Material →
# # # #

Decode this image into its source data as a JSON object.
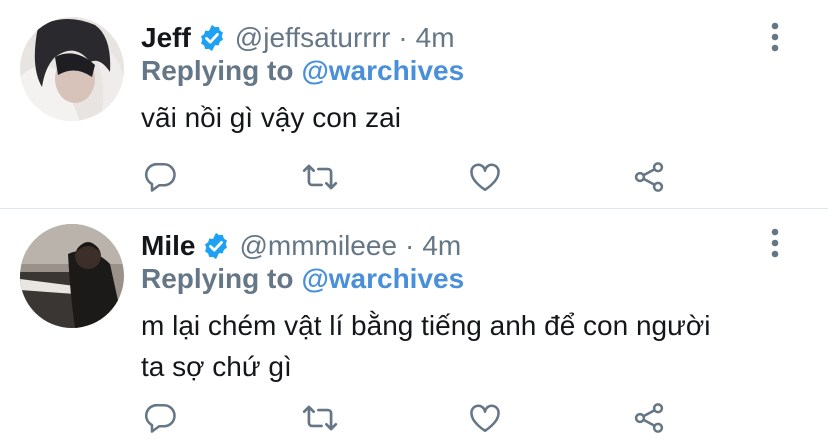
{
  "tweets": [
    {
      "display_name": "Jeff",
      "handle": "@jeffsaturrrr",
      "separator": "·",
      "time": "4m",
      "replying_prefix": "Replying to",
      "replying_to": "@warchives",
      "text_lines": [
        "vãi nồi gì vậy con zai"
      ]
    },
    {
      "display_name": "Mile",
      "handle": "@mmmileee",
      "separator": "·",
      "time": "4m",
      "replying_prefix": "Replying to",
      "replying_to": "@warchives",
      "text_lines": [
        "m lại chém vật lí bằng tiếng anh để con người",
        "ta sợ chứ gì"
      ]
    }
  ],
  "icons": {
    "verified": "verified-badge-icon",
    "more": "more-vertical-icon",
    "reply": "reply-icon",
    "retweet": "retweet-icon",
    "like": "heart-icon",
    "share": "share-icon"
  },
  "colors": {
    "accent": "#1da1f2",
    "mention": "#4a90d9",
    "secondary_text": "#657786",
    "primary_text": "#14171a",
    "divider": "#e1e8ed"
  }
}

# # # #

Challenge →
Omit every picture, then reproduce the rest of the listing exactly.

Correct answer →
Decode this image into its source data as a JSON object.
{
  "tweets": [
    {
      "display_name": "Jeff",
      "handle": "@jeffsaturrrr",
      "separator": "·",
      "time": "4m",
      "replying_prefix": "Replying to",
      "replying_to": "@warchives",
      "text_lines": [
        "vãi nồi gì vậy con zai"
      ]
    },
    {
      "display_name": "Mile",
      "handle": "@mmmileee",
      "separator": "·",
      "time": "4m",
      "replying_prefix": "Replying to",
      "replying_to": "@warchives",
      "text_lines": [
        "m lại chém vật lí bằng tiếng anh để con người",
        "ta sợ chứ gì"
      ]
    }
  ],
  "icons": {
    "verified": "verified-badge-icon",
    "more": "more-vertical-icon",
    "reply": "reply-icon",
    "retweet": "retweet-icon",
    "like": "heart-icon",
    "share": "share-icon"
  },
  "colors": {
    "accent": "#1da1f2",
    "mention": "#4a90d9",
    "secondary_text": "#657786",
    "primary_text": "#14171a",
    "divider": "#e1e8ed"
  }
}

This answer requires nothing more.